Activity list:
(a) In the text about Gholamali Bayandor, what title was his father known by?
(b) Rewrite the text about Gholamali Bayandor, starting with "Gholamali Bayandor (غلامعلی" and going on through "invasion of Iran.", with "Anglo-Soviet invasion" changed to "Anglo-Soviet occupation".

Supplied text:
--------------------------------------------------
Iranian admiral (1898–1941)

Gholamali Bayandor (غلامعلی بایندر; 13 December 1898 – 25 August 1941) was an Iranian naval officer and the Commander of the Imperial Iranian Navy from 5 November 1932 to 25 August 1941. He was killed in action during the Anglo-Soviet invasion of Iran.

Born in Tehran to ancestors from the Bayandur tribe, he personally led his men in defending Iranian coasts at Khorramshahr and was killed in action fighting against Allied forces, dying a "gallant death". Commodore Cosmo Graham, who served as the Royal Navy's Senior Naval Officer, Persian Gulf, wrote that Bayandor's "death was regretted by all who knew him. He was intelligent, able, and faithful to Persia".

== Life ==
Gholam-Ali Bayandor was the second son of Ali-Akbar Bayandor and was born on 13 December 1898 in Tehran. His father, known by the title Dabir-e Darbar ("Court Secretary"), was one of the leaders of the Bayandor tribe of Gurus (Bijar).

Bayandor's grandfather, Lotf-Ali Khan, had four sons: Ali-Ashraf Khan, also known as Amir Mo'azzaz-e Gurusi; Ali-Akbar Khan; Qasem Sultan; and Fath-Ali Khan. Ali-Akbar Bayandor, in turn, had four sons: Gholam-Ali, Gholam-Hossein, Nasrollah, and Yadollah Bayandor.
--------------------------------------------------
(Rows in a dataset)
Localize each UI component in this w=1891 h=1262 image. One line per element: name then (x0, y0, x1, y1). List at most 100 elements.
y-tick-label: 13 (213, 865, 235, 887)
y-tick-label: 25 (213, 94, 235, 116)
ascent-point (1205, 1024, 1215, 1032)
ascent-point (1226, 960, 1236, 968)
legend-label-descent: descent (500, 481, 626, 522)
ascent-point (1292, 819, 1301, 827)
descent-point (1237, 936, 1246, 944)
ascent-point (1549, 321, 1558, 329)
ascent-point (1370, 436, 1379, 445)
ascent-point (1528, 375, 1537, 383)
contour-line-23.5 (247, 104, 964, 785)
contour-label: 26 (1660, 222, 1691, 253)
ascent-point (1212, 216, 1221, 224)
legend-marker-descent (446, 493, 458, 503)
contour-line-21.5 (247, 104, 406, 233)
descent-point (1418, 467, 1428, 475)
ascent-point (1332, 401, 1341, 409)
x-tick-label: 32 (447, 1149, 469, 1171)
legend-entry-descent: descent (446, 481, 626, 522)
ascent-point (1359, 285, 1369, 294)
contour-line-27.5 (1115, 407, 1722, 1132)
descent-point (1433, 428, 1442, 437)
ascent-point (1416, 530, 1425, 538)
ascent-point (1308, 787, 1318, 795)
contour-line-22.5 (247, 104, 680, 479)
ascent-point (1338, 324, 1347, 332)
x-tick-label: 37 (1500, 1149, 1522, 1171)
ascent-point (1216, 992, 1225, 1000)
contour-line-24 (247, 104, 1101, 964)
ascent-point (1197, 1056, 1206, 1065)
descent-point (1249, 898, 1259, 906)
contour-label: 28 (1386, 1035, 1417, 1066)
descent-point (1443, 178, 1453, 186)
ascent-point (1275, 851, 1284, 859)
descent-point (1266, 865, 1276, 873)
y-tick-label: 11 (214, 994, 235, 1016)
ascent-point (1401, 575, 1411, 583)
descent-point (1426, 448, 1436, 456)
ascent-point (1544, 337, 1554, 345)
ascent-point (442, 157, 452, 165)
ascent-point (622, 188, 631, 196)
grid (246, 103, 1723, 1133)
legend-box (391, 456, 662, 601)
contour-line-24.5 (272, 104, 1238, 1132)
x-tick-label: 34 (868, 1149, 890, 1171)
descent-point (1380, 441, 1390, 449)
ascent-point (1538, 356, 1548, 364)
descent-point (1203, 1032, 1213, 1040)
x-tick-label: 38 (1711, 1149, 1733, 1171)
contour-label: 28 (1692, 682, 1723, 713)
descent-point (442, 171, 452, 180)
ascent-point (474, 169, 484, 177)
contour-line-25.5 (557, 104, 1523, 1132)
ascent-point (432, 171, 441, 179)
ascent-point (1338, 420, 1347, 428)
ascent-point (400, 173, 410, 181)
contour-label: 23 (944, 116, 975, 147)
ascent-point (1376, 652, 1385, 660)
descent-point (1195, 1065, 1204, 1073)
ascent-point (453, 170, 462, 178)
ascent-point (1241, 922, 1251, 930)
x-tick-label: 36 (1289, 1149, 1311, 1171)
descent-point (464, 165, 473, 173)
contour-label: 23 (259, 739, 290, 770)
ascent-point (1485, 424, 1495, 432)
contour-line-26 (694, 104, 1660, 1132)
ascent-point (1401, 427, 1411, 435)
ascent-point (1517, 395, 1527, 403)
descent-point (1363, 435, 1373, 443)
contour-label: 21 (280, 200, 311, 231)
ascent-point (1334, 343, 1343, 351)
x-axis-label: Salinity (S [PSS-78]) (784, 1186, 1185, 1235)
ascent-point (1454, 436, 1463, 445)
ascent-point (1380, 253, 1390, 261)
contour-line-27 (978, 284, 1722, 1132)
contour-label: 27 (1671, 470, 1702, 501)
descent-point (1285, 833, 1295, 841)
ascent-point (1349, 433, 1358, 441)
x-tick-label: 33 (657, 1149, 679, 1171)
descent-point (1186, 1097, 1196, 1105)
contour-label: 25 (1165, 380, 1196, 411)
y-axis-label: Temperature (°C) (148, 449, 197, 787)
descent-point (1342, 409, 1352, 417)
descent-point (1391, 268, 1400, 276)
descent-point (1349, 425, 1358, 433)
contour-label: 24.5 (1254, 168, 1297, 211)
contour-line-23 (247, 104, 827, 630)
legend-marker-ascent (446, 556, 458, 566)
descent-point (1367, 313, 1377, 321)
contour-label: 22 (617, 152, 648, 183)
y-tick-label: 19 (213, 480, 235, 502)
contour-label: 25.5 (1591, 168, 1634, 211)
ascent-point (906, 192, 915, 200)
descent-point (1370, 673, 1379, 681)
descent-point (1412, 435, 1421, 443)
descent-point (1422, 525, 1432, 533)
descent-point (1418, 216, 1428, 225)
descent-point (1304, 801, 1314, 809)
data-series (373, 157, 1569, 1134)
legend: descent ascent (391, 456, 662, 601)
--------------------------------------------------
Answers:
(a) Dabir-e Darbar ("Court Secretary")

(b)
Gholamali Bayandor (غلامعلی بایندر; 13 December 1898 – 25 August 1941) was an Iranian naval officer and the Commander of the Imperial Iranian Navy from 5 November 1932 to 25 August 1941. He was killed in action during the Anglo-Soviet occupation of Iran.